What you are asked to do: Copy each line containing the word "right" from the records that follow, please.

== Records supplied

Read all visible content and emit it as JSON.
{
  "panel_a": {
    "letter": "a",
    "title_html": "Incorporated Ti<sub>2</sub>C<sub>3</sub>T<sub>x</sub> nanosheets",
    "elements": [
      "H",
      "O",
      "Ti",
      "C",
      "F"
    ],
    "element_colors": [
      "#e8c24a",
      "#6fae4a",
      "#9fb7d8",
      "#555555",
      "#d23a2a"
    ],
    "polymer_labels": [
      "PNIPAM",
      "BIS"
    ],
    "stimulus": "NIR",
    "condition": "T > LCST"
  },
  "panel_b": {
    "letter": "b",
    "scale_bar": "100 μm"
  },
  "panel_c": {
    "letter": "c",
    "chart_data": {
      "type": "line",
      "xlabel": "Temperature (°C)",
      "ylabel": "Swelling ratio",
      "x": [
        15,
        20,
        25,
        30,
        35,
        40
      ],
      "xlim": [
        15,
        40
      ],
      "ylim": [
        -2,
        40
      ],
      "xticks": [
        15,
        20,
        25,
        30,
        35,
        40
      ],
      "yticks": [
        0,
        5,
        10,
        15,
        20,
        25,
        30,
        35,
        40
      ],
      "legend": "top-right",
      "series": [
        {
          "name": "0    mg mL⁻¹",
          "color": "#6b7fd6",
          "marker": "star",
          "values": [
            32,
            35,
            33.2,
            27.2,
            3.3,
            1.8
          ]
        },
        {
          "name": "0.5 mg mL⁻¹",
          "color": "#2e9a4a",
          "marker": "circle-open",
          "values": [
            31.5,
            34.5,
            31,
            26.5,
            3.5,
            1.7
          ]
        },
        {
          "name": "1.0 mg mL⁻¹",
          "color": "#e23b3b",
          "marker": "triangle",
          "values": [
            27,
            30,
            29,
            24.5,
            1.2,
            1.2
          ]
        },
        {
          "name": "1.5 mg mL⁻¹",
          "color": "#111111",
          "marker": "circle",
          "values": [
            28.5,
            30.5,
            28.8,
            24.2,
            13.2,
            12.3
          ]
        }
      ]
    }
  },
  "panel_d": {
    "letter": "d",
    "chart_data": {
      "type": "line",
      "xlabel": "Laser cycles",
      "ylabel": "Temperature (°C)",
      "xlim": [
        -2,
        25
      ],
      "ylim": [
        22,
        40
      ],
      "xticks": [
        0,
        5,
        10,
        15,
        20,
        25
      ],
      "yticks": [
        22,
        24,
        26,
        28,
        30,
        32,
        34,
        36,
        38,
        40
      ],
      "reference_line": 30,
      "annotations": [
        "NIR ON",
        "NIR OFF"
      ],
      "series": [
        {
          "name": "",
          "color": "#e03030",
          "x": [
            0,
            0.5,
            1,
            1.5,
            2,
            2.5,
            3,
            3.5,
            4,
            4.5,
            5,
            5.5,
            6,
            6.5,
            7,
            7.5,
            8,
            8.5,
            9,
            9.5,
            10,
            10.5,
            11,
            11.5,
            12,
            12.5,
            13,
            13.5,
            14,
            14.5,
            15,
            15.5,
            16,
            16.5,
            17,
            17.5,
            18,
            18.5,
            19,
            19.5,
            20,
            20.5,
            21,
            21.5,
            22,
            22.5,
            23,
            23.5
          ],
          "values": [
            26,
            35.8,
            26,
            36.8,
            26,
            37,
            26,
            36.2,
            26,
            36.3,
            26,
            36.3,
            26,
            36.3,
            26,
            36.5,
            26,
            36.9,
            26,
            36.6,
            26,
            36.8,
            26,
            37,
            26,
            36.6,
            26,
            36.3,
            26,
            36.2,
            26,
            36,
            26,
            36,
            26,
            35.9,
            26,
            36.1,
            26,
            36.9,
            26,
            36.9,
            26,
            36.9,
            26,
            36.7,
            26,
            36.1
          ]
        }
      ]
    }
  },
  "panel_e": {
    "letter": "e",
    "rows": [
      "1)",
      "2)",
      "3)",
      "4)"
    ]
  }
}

====
== Records supplied

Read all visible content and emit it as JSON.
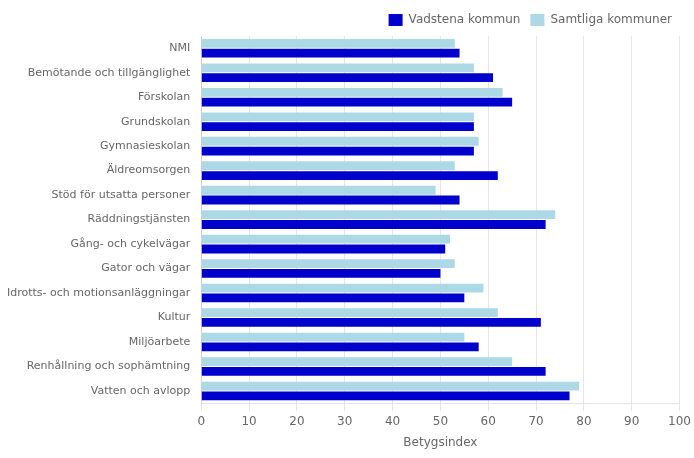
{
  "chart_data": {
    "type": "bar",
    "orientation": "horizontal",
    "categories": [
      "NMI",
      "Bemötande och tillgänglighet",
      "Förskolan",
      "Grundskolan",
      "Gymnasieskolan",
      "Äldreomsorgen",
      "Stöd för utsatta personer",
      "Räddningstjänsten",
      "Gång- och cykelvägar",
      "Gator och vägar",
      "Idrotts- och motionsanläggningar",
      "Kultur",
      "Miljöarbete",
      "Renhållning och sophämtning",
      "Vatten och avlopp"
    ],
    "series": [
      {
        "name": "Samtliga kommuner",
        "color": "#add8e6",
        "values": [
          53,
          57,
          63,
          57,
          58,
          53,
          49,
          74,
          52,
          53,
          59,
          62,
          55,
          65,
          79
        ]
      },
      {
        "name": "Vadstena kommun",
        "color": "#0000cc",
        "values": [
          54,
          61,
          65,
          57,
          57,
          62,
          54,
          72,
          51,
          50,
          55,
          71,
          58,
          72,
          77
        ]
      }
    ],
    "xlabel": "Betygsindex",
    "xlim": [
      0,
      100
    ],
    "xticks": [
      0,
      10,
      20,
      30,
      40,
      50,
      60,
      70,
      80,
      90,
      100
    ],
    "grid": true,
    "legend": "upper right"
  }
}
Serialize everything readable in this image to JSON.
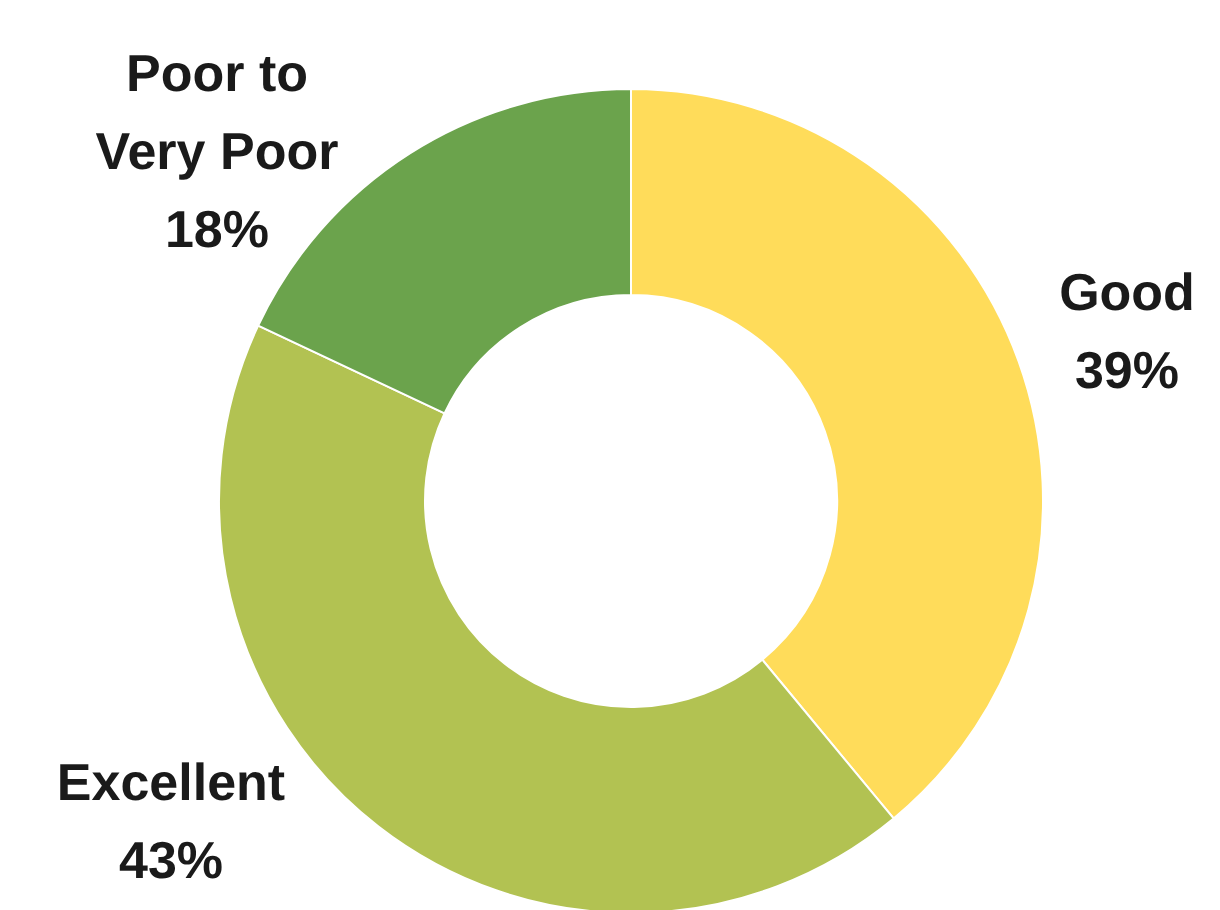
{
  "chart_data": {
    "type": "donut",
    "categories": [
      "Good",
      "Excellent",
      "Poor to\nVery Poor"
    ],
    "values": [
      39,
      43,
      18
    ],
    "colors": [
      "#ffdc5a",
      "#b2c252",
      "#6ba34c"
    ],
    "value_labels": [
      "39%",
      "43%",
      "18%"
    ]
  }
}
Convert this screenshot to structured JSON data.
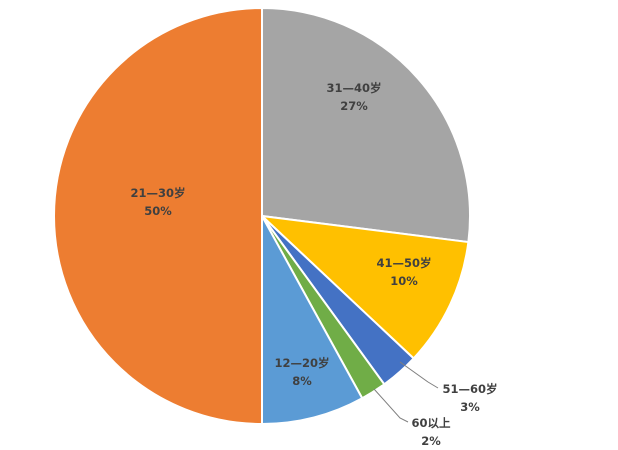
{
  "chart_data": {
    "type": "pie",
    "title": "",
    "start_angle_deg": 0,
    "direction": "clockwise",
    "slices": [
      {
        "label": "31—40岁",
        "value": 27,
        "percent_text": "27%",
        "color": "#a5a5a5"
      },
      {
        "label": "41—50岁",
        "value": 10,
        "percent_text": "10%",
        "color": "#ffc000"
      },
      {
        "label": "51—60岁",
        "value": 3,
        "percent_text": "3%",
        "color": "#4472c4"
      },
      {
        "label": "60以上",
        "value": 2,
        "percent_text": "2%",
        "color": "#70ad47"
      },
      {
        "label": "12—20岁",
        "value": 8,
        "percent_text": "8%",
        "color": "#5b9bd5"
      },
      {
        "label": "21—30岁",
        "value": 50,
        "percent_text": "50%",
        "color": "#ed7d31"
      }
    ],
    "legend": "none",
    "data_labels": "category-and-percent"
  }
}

====
== Records supplied

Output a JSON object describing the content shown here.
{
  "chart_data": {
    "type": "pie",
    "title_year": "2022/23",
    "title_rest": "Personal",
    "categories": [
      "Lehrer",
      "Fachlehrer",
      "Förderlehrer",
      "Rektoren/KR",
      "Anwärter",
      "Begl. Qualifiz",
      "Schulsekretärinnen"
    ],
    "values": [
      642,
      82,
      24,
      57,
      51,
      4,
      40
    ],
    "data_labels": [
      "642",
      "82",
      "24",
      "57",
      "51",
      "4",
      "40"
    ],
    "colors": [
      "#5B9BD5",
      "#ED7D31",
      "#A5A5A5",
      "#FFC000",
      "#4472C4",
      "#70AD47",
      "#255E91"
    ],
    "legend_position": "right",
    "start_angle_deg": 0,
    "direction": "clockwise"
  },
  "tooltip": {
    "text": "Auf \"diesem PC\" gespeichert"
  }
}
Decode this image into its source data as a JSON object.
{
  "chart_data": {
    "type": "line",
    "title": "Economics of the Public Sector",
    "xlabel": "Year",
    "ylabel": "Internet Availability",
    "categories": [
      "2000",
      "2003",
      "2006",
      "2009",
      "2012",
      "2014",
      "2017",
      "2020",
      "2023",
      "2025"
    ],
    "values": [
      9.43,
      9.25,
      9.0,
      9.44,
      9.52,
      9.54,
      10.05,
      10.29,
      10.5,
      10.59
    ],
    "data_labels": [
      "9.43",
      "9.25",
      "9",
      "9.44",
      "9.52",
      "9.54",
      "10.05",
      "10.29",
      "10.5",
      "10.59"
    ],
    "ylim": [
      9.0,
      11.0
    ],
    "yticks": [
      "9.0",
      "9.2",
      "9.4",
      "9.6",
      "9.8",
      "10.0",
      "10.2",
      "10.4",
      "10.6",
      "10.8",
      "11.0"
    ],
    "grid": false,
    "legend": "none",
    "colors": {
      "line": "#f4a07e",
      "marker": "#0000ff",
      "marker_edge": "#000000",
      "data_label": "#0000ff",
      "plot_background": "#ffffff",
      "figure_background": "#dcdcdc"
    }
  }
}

====

Answer in full:
      "legend": "top-right",
    "legend": "upper right"
    "legend_position": "right",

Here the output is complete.